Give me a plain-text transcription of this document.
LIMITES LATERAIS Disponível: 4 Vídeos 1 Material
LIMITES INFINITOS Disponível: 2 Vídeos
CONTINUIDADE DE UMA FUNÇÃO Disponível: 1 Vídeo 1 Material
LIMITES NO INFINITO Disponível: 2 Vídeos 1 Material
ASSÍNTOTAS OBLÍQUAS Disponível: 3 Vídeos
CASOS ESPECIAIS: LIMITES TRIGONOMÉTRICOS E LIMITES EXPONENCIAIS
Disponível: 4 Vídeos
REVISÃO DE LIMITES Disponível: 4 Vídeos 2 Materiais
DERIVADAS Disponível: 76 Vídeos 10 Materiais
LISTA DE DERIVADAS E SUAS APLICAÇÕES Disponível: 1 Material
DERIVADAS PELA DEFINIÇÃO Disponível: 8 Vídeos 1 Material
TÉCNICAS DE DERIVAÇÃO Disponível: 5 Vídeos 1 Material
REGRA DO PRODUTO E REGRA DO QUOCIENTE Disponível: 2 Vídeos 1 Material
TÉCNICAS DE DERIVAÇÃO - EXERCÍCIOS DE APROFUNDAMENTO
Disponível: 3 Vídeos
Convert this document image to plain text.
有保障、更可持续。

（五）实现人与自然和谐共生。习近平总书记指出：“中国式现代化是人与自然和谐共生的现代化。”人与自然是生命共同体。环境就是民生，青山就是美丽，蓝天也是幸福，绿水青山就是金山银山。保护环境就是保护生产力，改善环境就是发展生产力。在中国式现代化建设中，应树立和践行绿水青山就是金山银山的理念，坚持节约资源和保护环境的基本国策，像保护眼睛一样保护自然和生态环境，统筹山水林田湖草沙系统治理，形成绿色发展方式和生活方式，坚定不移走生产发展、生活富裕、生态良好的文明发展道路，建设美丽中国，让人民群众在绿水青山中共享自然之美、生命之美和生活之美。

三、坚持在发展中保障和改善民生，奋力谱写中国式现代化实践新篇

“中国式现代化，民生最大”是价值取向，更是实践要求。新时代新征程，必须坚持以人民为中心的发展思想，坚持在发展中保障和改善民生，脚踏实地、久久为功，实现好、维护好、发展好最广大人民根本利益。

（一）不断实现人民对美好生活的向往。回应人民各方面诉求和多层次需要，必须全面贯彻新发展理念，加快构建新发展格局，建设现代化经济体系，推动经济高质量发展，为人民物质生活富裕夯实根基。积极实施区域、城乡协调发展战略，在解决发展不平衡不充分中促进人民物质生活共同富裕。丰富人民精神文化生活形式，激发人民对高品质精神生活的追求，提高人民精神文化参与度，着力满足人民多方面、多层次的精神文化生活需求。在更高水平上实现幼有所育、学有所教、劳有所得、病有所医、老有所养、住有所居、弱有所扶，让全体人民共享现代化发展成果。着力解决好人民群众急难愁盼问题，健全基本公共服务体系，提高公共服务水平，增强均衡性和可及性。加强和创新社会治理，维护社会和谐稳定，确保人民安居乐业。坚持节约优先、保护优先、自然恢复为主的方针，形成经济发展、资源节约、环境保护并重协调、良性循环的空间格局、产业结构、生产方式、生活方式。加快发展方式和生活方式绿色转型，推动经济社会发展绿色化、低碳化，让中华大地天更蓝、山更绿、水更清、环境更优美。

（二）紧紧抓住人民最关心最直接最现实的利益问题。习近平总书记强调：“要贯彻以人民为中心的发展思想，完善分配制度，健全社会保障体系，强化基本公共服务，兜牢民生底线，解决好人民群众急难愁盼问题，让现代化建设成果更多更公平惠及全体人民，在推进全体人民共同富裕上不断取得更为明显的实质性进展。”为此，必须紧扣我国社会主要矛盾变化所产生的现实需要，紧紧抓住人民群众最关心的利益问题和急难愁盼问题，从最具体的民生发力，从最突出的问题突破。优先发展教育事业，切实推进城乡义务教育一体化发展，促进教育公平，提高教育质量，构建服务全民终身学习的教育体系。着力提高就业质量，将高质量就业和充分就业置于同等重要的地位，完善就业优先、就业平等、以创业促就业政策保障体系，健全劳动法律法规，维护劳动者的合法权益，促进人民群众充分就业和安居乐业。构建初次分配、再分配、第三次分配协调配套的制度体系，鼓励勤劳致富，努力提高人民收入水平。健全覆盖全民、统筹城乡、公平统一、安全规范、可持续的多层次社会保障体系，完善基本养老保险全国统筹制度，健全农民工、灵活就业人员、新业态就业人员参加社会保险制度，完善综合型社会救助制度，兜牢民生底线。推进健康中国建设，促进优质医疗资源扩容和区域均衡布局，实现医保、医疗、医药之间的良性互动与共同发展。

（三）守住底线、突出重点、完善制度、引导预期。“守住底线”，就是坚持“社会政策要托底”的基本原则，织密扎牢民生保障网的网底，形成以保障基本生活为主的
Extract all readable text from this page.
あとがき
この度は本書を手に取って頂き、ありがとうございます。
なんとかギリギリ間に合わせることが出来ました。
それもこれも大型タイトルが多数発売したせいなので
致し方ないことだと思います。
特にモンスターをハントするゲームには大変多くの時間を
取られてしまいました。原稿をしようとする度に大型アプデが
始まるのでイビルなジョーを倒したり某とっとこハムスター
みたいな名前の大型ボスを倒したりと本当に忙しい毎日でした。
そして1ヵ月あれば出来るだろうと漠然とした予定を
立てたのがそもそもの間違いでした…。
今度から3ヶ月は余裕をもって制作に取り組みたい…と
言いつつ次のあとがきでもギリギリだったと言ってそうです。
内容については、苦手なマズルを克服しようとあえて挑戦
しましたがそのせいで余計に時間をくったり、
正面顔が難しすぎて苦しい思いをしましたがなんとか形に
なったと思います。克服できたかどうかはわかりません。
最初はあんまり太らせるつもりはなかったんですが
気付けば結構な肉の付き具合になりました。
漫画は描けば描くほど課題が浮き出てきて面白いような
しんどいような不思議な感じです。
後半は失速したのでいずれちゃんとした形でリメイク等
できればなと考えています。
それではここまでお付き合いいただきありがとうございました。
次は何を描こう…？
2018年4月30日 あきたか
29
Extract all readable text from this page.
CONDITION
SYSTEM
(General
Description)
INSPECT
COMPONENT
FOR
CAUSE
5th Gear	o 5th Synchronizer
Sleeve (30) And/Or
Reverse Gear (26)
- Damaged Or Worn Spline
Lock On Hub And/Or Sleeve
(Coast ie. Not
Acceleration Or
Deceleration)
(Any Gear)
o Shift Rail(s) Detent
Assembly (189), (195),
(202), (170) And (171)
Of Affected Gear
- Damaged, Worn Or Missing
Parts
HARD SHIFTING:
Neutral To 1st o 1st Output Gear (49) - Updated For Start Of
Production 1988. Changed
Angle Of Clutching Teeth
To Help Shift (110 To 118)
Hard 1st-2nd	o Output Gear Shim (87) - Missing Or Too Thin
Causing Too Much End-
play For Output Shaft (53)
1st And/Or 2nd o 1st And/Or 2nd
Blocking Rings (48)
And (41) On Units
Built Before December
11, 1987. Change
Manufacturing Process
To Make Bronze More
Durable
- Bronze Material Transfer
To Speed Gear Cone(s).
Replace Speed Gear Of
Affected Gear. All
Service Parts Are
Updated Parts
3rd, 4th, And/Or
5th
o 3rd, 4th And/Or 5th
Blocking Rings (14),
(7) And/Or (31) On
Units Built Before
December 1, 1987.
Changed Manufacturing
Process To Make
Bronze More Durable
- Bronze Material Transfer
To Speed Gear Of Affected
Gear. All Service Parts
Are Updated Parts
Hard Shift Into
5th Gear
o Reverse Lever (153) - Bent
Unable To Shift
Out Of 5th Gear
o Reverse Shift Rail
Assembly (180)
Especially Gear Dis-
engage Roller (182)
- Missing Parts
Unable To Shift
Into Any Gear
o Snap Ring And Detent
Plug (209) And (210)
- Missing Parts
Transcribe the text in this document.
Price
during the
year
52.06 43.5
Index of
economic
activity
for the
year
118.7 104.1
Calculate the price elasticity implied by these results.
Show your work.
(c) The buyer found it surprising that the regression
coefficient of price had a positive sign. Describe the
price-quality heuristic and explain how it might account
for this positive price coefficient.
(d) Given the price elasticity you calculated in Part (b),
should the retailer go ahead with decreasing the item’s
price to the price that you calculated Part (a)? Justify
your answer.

EXERCISE: Among the entries above, identify all lines with "Blocking" and copy them.

TASK RESULT:
Blocking Rings (48)
Blocking Rings (14),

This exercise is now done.